** Start RECORD EXCERPTS **

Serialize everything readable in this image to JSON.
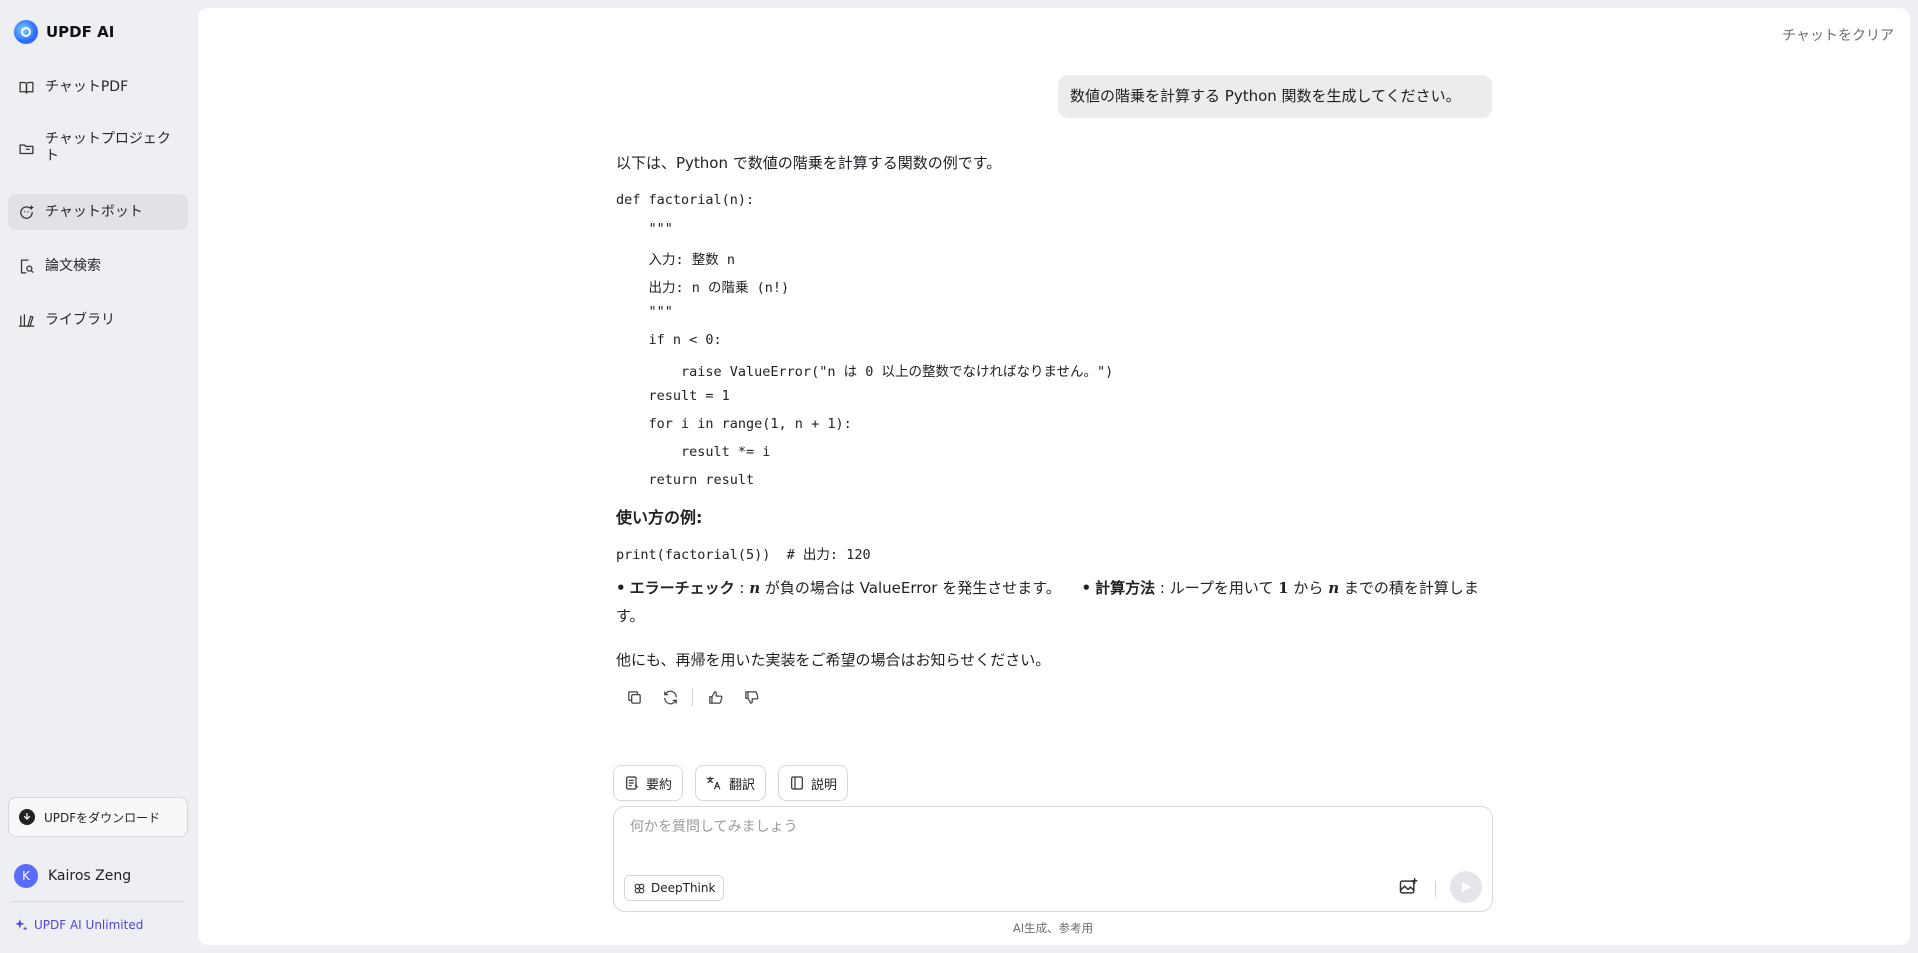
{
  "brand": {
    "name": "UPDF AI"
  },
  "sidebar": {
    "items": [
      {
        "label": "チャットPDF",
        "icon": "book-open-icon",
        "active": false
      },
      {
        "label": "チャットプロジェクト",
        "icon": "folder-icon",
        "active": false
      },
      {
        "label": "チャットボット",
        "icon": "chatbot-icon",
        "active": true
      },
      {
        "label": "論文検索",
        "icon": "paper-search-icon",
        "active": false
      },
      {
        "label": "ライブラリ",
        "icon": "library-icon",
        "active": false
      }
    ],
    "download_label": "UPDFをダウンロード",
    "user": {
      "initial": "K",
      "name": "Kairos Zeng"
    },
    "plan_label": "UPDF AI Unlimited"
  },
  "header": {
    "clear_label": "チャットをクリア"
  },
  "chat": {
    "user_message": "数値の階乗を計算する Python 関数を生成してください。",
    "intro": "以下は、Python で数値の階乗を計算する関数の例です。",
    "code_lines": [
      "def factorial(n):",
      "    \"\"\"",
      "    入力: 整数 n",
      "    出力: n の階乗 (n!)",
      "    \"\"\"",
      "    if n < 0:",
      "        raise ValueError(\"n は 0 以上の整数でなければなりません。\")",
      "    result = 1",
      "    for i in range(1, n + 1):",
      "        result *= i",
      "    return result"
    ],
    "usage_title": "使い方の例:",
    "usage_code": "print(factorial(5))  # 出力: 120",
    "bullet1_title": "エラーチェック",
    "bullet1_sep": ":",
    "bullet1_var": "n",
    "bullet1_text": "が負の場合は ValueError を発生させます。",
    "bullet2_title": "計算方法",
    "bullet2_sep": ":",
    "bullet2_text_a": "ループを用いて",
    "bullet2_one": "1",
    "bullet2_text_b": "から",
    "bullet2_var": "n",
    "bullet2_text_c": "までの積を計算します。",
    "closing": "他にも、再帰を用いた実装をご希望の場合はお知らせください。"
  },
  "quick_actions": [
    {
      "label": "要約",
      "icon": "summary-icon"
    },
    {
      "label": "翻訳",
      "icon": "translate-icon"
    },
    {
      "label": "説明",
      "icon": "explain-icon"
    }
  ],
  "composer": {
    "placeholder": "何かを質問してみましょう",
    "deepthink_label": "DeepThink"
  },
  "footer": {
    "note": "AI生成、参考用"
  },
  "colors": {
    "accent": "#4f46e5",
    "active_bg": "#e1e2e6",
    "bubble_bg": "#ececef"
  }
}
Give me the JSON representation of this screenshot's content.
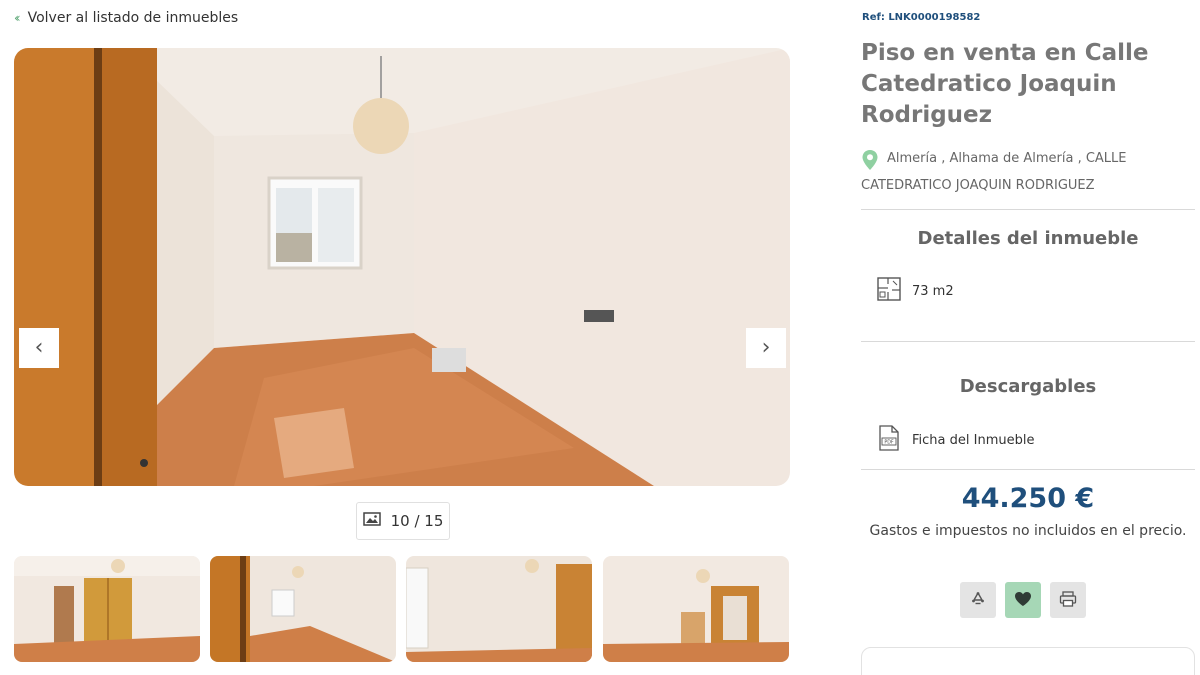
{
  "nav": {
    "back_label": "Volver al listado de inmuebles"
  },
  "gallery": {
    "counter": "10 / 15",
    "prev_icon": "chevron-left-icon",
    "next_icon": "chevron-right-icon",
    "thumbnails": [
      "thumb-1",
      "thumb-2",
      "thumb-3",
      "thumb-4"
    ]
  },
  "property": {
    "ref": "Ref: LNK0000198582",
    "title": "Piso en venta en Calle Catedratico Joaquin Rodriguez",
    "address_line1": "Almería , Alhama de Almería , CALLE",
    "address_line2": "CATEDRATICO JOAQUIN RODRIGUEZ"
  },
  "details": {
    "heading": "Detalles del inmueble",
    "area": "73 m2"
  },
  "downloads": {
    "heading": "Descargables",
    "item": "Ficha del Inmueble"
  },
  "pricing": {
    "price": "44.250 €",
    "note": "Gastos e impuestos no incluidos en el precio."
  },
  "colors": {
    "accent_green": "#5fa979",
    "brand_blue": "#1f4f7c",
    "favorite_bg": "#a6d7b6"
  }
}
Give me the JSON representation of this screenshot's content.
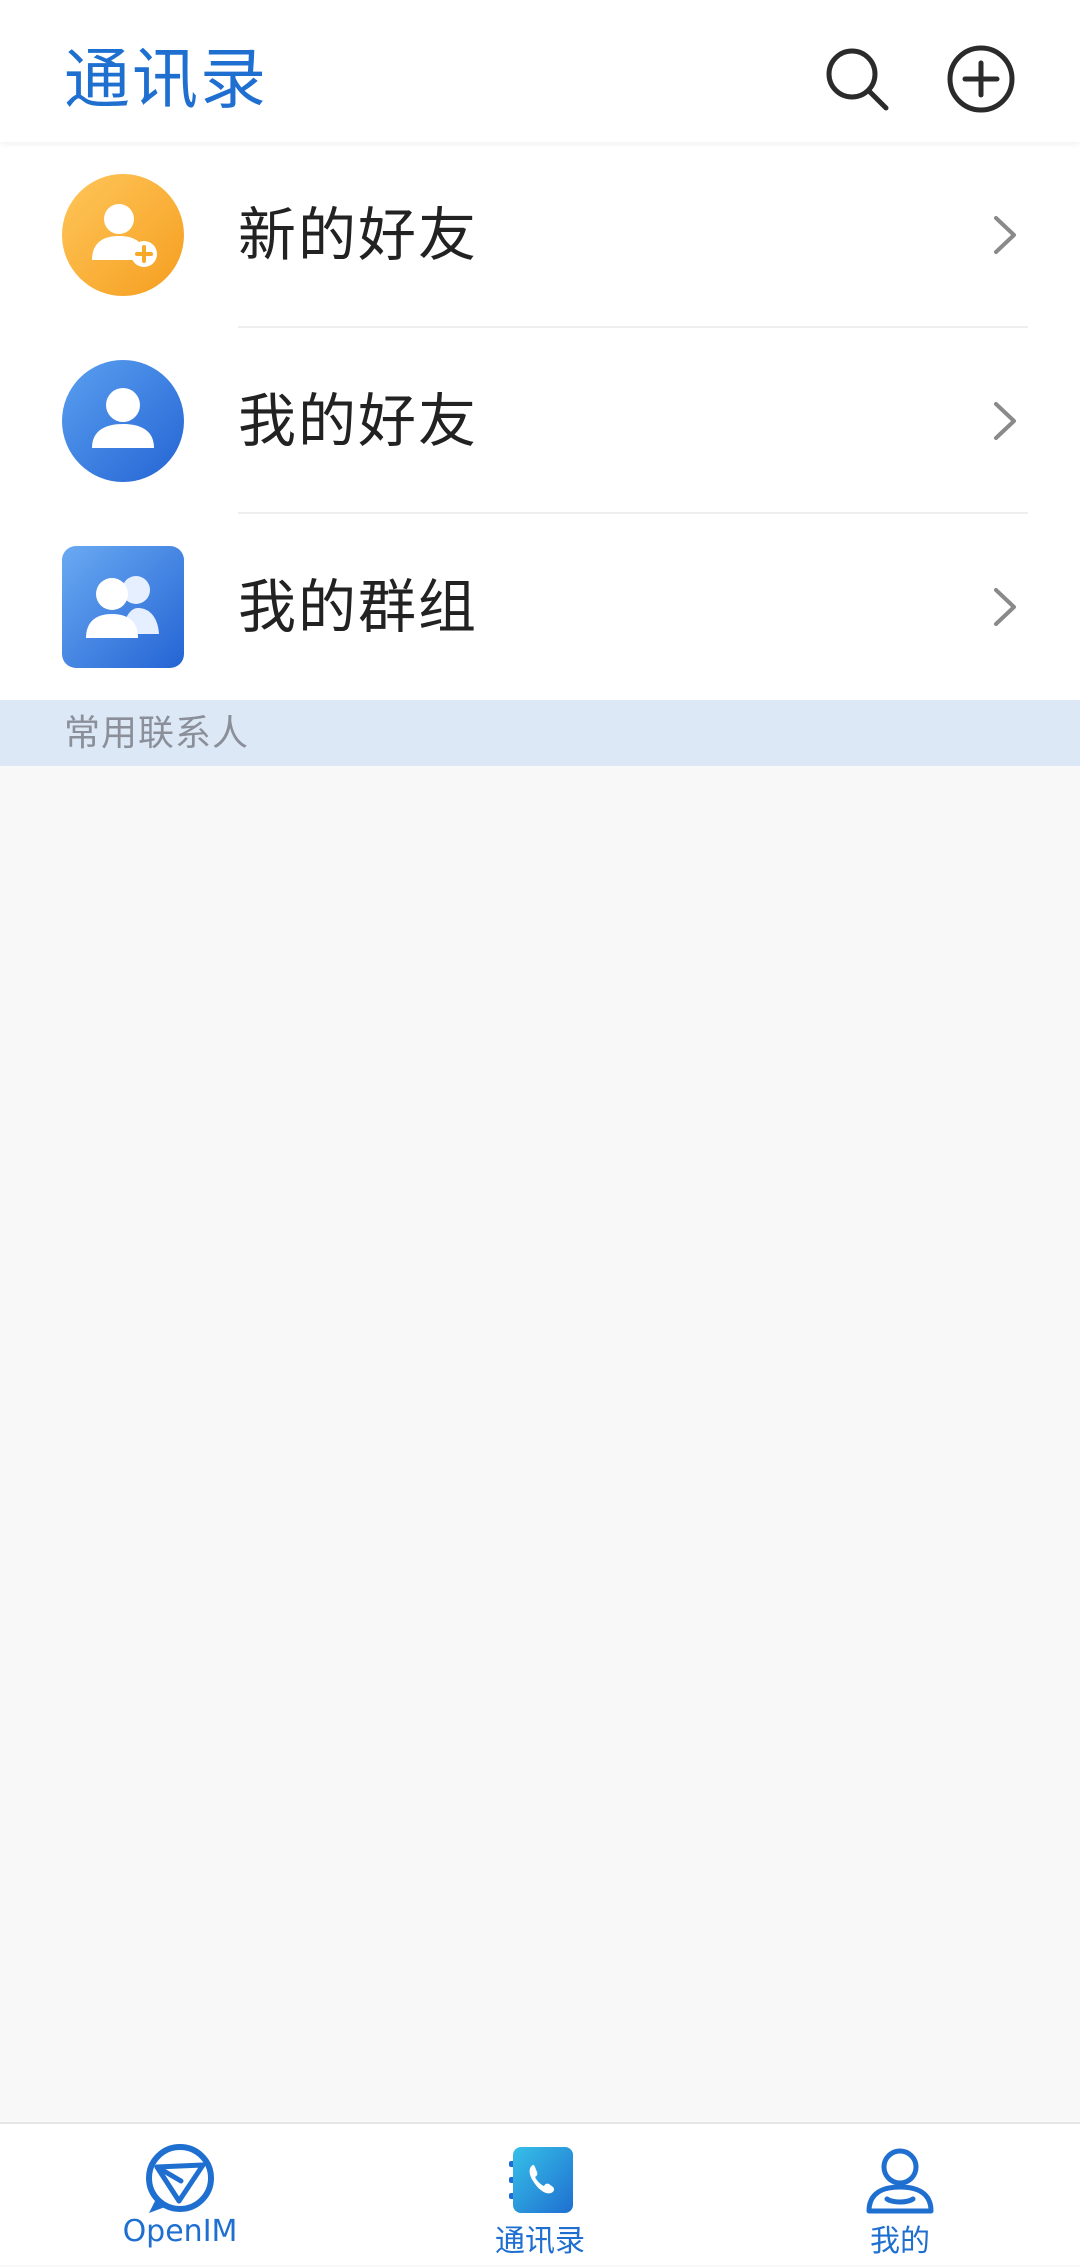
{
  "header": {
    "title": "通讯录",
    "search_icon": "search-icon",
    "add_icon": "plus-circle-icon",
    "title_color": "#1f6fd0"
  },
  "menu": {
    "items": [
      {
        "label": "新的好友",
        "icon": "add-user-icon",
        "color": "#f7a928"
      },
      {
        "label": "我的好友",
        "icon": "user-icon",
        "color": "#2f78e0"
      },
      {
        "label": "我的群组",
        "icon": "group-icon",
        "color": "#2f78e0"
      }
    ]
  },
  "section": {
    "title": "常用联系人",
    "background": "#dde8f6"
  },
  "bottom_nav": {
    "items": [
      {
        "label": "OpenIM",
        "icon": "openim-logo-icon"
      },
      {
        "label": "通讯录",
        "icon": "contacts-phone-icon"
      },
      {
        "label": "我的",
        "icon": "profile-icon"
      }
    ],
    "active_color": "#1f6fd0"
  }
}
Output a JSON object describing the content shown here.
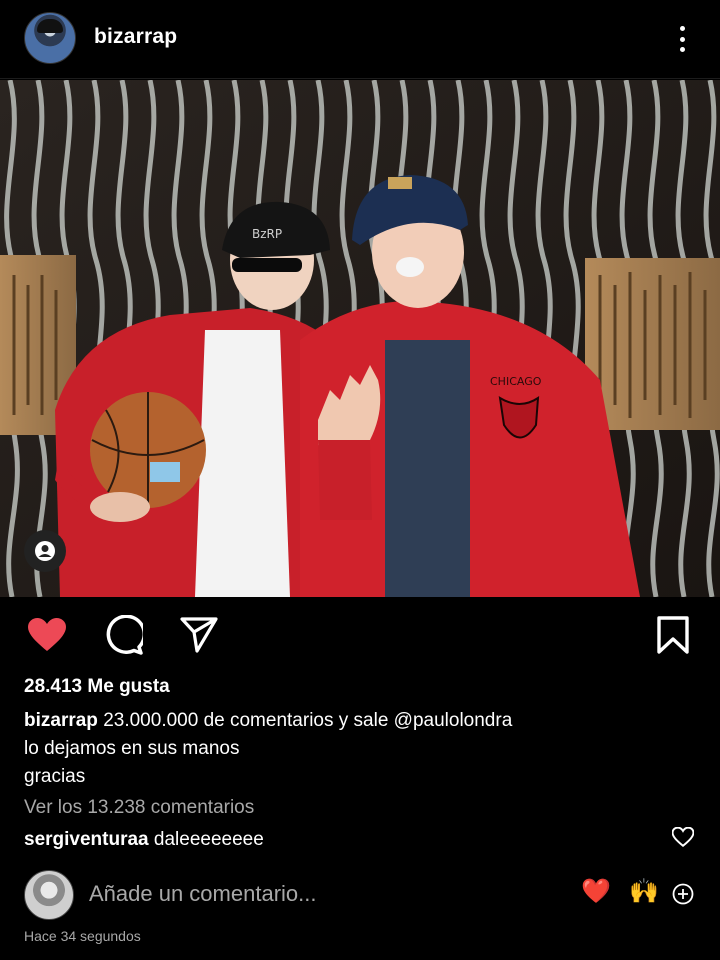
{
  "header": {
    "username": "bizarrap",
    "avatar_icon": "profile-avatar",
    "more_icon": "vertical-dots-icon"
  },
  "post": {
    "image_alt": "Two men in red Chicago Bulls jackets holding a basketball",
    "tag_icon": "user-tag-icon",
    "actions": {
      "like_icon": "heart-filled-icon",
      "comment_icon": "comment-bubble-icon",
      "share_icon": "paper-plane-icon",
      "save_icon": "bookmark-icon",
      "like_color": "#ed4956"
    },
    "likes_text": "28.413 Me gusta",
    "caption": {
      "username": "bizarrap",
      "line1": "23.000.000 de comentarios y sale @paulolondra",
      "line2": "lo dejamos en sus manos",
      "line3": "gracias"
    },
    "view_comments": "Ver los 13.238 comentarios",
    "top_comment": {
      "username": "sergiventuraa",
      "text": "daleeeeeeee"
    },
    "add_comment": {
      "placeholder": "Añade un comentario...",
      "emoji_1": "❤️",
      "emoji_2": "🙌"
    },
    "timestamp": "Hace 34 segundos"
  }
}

** End RECORD EXCERPTS **

Repeat the lines of the records verbatim, starting at the line containing "Output a JSON" and stopping after the final line. Images stay out.

Output a JSON object describing the content shown here.
{
  "header": {
    "username": "bizarrap",
    "avatar_icon": "profile-avatar",
    "more_icon": "vertical-dots-icon"
  },
  "post": {
    "image_alt": "Two men in red Chicago Bulls jackets holding a basketball",
    "tag_icon": "user-tag-icon",
    "actions": {
      "like_icon": "heart-filled-icon",
      "comment_icon": "comment-bubble-icon",
      "share_icon": "paper-plane-icon",
      "save_icon": "bookmark-icon",
      "like_color": "#ed4956"
    },
    "likes_text": "28.413 Me gusta",
    "caption": {
      "username": "bizarrap",
      "line1": "23.000.000 de comentarios y sale @paulolondra",
      "line2": "lo dejamos en sus manos",
      "line3": "gracias"
    },
    "view_comments": "Ver los 13.238 comentarios",
    "top_comment": {
      "username": "sergiventuraa",
      "text": "daleeeeeeee"
    },
    "add_comment": {
      "placeholder": "Añade un comentario...",
      "emoji_1": "❤️",
      "emoji_2": "🙌"
    },
    "timestamp": "Hace 34 segundos"
  }
}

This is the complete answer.